Copy every line in the records below that contains the word "dưới".

**DATA SECTION:**
-------
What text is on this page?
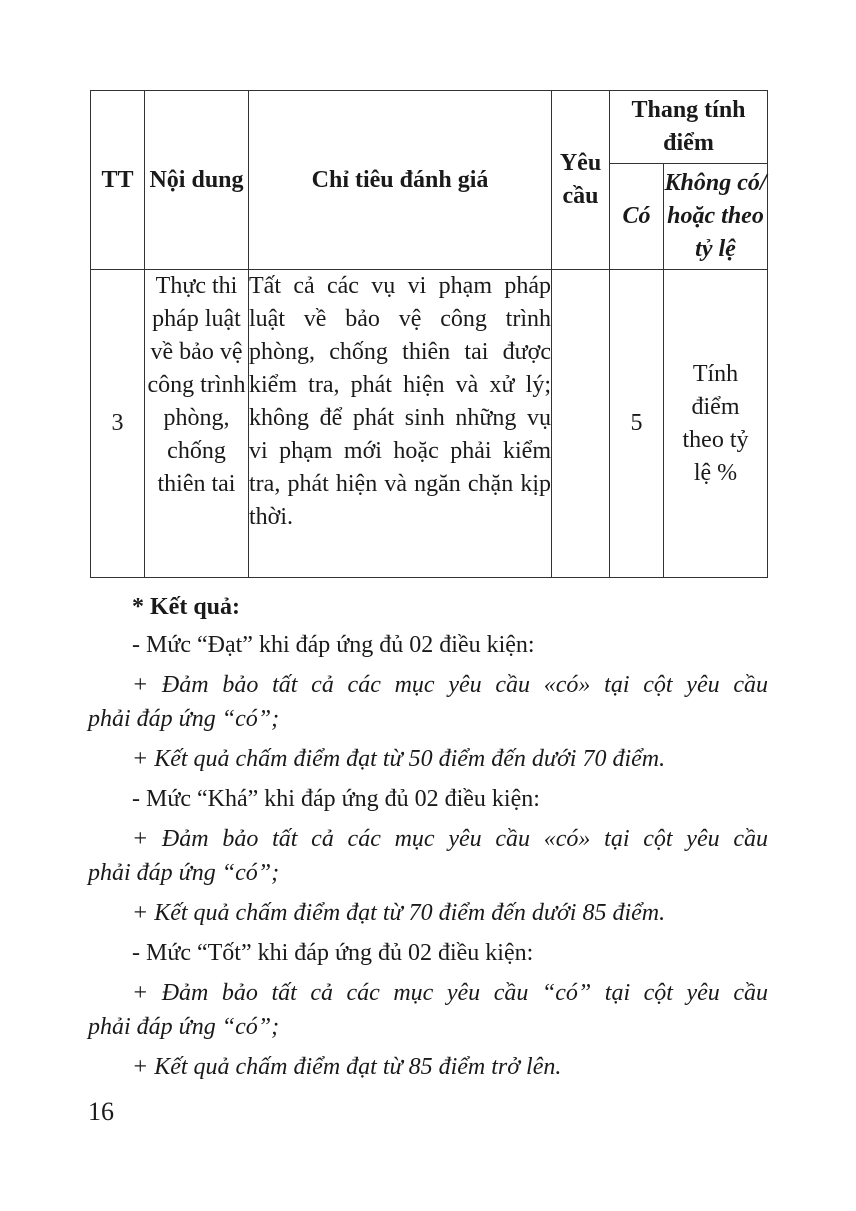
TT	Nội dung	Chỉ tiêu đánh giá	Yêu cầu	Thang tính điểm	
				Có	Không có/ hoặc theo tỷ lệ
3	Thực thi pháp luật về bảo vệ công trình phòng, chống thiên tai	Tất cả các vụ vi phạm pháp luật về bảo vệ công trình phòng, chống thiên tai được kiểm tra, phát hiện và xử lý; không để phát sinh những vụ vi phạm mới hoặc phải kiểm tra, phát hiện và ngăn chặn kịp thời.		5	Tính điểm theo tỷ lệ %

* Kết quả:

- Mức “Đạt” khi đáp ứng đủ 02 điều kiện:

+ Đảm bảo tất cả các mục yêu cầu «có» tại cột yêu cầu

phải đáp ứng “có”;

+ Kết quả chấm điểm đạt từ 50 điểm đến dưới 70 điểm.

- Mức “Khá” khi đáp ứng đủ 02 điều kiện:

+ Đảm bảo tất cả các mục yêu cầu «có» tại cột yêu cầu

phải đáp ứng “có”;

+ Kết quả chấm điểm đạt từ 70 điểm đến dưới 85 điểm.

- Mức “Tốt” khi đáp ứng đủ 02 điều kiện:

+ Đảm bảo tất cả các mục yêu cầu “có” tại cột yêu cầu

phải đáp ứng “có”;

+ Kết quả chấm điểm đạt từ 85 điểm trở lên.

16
-------
**RESPONSE TO THE EXERCISE:**
+ Kết quả chấm điểm đạt từ 50 điểm đến dưới 70 điểm.
+ Kết quả chấm điểm đạt từ 70 điểm đến dưới 85 điểm.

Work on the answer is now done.